**Exercise material**
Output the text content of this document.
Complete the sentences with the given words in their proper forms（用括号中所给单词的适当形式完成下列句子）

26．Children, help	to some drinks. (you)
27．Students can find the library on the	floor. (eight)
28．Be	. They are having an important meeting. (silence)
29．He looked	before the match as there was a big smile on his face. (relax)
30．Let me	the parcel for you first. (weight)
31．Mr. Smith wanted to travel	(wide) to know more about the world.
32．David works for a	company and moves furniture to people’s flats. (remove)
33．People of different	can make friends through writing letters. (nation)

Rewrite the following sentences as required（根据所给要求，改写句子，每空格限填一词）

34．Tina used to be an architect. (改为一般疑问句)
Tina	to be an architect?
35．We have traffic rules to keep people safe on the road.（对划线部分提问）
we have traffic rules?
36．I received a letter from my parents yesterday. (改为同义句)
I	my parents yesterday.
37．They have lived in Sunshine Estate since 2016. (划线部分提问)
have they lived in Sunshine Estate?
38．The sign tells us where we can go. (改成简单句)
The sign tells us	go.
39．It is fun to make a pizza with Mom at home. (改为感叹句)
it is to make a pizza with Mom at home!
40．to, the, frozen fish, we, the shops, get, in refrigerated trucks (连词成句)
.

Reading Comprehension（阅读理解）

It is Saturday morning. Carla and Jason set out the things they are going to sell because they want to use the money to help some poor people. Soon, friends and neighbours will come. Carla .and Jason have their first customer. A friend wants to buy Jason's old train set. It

**The exercise**
Write all of the records out again exactly.

**Finished exercise**
Output the text content of this document.
Complete the sentences with the given words in their proper forms（用括号中所给单词的适当形式完成下列句子）

26．Children, help	to some drinks. (you)
27．Students can find the library on the	floor. (eight)
28．Be	. They are having an important meeting. (silence)
29．He looked	before the match as there was a big smile on his face. (relax)
30．Let me	the parcel for you first. (weight)
31．Mr. Smith wanted to travel	(wide) to know more about the world.
32．David works for a	company and moves furniture to people’s flats. (remove)
33．People of different	can make friends through writing letters. (nation)

Rewrite the following sentences as required（根据所给要求，改写句子，每空格限填一词）

34．Tina used to be an architect. (改为一般疑问句)
Tina	to be an architect?
35．We have traffic rules to keep people safe on the road.（对划线部分提问）
we have traffic rules?
36．I received a letter from my parents yesterday. (改为同义句)
I	my parents yesterday.
37．They have lived in Sunshine Estate since 2016. (划线部分提问)
have they lived in Sunshine Estate?
38．The sign tells us where we can go. (改成简单句)
The sign tells us	go.
39．It is fun to make a pizza with Mom at home. (改为感叹句)
it is to make a pizza with Mom at home!
40．to, the, frozen fish, we, the shops, get, in refrigerated trucks (连词成句)
.

Reading Comprehension（阅读理解）

It is Saturday morning. Carla and Jason set out the things they are going to sell because they want to use the money to help some poor people. Soon, friends and neighbours will come. Carla .and Jason have their first customer. A friend wants to buy Jason's old train set. It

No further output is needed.